* [Brief]:
Write out the whole listing, matching it exactly.

* [Listed records]:

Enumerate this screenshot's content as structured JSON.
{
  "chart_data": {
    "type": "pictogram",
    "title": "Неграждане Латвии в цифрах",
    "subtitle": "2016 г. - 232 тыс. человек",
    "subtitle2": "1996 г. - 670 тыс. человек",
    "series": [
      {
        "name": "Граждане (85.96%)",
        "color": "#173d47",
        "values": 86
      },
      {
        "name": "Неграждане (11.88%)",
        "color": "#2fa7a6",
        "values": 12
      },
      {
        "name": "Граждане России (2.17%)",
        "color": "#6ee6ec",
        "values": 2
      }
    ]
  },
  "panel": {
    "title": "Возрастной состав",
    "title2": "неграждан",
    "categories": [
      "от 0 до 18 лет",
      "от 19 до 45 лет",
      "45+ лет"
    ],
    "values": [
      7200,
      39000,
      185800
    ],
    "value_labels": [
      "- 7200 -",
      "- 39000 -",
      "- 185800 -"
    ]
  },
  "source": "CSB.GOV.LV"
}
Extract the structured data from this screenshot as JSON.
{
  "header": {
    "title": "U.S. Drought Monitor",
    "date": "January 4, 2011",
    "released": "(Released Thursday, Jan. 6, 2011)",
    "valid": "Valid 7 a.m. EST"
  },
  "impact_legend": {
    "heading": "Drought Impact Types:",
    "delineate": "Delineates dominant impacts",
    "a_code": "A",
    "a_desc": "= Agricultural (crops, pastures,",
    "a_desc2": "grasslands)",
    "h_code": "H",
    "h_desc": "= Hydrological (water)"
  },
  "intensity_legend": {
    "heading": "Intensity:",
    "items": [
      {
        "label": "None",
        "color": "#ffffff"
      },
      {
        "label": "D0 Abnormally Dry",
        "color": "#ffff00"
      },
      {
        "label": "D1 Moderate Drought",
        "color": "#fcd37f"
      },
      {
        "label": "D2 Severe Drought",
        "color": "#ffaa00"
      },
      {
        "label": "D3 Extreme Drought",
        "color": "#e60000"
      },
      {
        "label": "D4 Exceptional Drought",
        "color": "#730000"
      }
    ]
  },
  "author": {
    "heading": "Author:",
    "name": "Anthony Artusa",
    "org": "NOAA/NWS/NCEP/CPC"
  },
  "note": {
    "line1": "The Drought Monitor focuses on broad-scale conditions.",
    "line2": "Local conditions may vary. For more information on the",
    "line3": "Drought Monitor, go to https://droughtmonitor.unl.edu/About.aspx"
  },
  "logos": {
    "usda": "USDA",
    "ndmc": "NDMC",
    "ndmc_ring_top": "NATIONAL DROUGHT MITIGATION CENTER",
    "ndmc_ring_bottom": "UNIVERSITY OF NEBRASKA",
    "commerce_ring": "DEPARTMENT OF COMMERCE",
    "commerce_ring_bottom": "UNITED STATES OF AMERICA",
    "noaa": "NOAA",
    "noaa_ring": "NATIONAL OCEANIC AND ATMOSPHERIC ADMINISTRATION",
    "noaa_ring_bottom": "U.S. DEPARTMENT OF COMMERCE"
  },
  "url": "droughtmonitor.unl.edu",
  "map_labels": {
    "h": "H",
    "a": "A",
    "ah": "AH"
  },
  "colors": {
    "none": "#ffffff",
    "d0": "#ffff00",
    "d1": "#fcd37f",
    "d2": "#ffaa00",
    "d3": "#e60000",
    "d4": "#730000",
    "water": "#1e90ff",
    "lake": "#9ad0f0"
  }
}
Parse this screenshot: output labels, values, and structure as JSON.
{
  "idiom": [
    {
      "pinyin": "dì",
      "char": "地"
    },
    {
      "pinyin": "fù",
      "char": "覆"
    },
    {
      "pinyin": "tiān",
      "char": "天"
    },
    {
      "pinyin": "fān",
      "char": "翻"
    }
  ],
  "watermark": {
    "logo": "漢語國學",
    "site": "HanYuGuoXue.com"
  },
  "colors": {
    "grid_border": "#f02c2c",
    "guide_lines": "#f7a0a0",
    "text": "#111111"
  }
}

* [Solution to this problem]:
Enumerate this screenshot's content as structured JSON.
{
  "chart_data": {
    "type": "pictogram",
    "title": "Неграждане Латвии в цифрах",
    "subtitle": "2016 г. - 232 тыс. человек",
    "subtitle2": "1996 г. - 670 тыс. человек",
    "series": [
      {
        "name": "Граждане (85.96%)",
        "color": "#173d47",
        "values": 86
      },
      {
        "name": "Неграждане (11.88%)",
        "color": "#2fa7a6",
        "values": 12
      },
      {
        "name": "Граждане России (2.17%)",
        "color": "#6ee6ec",
        "values": 2
      }
    ]
  },
  "panel": {
    "title": "Возрастной состав",
    "title2": "неграждан",
    "categories": [
      "от 0 до 18 лет",
      "от 19 до 45 лет",
      "45+ лет"
    ],
    "values": [
      7200,
      39000,
      185800
    ],
    "value_labels": [
      "- 7200 -",
      "- 39000 -",
      "- 185800 -"
    ]
  },
  "source": "CSB.GOV.LV"
}
Extract the structured data from this screenshot as JSON.
{
  "header": {
    "title": "U.S. Drought Monitor",
    "date": "January 4, 2011",
    "released": "(Released Thursday, Jan. 6, 2011)",
    "valid": "Valid 7 a.m. EST"
  },
  "impact_legend": {
    "heading": "Drought Impact Types:",
    "delineate": "Delineates dominant impacts",
    "a_code": "A",
    "a_desc": "= Agricultural (crops, pastures,",
    "a_desc2": "grasslands)",
    "h_code": "H",
    "h_desc": "= Hydrological (water)"
  },
  "intensity_legend": {
    "heading": "Intensity:",
    "items": [
      {
        "label": "None",
        "color": "#ffffff"
      },
      {
        "label": "D0 Abnormally Dry",
        "color": "#ffff00"
      },
      {
        "label": "D1 Moderate Drought",
        "color": "#fcd37f"
      },
      {
        "label": "D2 Severe Drought",
        "color": "#ffaa00"
      },
      {
        "label": "D3 Extreme Drought",
        "color": "#e60000"
      },
      {
        "label": "D4 Exceptional Drought",
        "color": "#730000"
      }
    ]
  },
  "author": {
    "heading": "Author:",
    "name": "Anthony Artusa",
    "org": "NOAA/NWS/NCEP/CPC"
  },
  "note": {
    "line1": "The Drought Monitor focuses on broad-scale conditions.",
    "line2": "Local conditions may vary. For more information on the",
    "line3": "Drought Monitor, go to https://droughtmonitor.unl.edu/About.aspx"
  },
  "logos": {
    "usda": "USDA",
    "ndmc": "NDMC",
    "ndmc_ring_top": "NATIONAL DROUGHT MITIGATION CENTER",
    "ndmc_ring_bottom": "UNIVERSITY OF NEBRASKA",
    "commerce_ring": "DEPARTMENT OF COMMERCE",
    "commerce_ring_bottom": "UNITED STATES OF AMERICA",
    "noaa": "NOAA",
    "noaa_ring": "NATIONAL OCEANIC AND ATMOSPHERIC ADMINISTRATION",
    "noaa_ring_bottom": "U.S. DEPARTMENT OF COMMERCE"
  },
  "url": "droughtmonitor.unl.edu",
  "map_labels": {
    "h": "H",
    "a": "A",
    "ah": "AH"
  },
  "colors": {
    "none": "#ffffff",
    "d0": "#ffff00",
    "d1": "#fcd37f",
    "d2": "#ffaa00",
    "d3": "#e60000",
    "d4": "#730000",
    "water": "#1e90ff",
    "lake": "#9ad0f0"
  }
}
Parse this screenshot: output labels, values, and structure as JSON.
{
  "idiom": [
    {
      "pinyin": "dì",
      "char": "地"
    },
    {
      "pinyin": "fù",
      "char": "覆"
    },
    {
      "pinyin": "tiān",
      "char": "天"
    },
    {
      "pinyin": "fān",
      "char": "翻"
    }
  ],
  "watermark": {
    "logo": "漢語國學",
    "site": "HanYuGuoXue.com"
  },
  "colors": {
    "grid_border": "#f02c2c",
    "guide_lines": "#f7a0a0",
    "text": "#111111"
  }
}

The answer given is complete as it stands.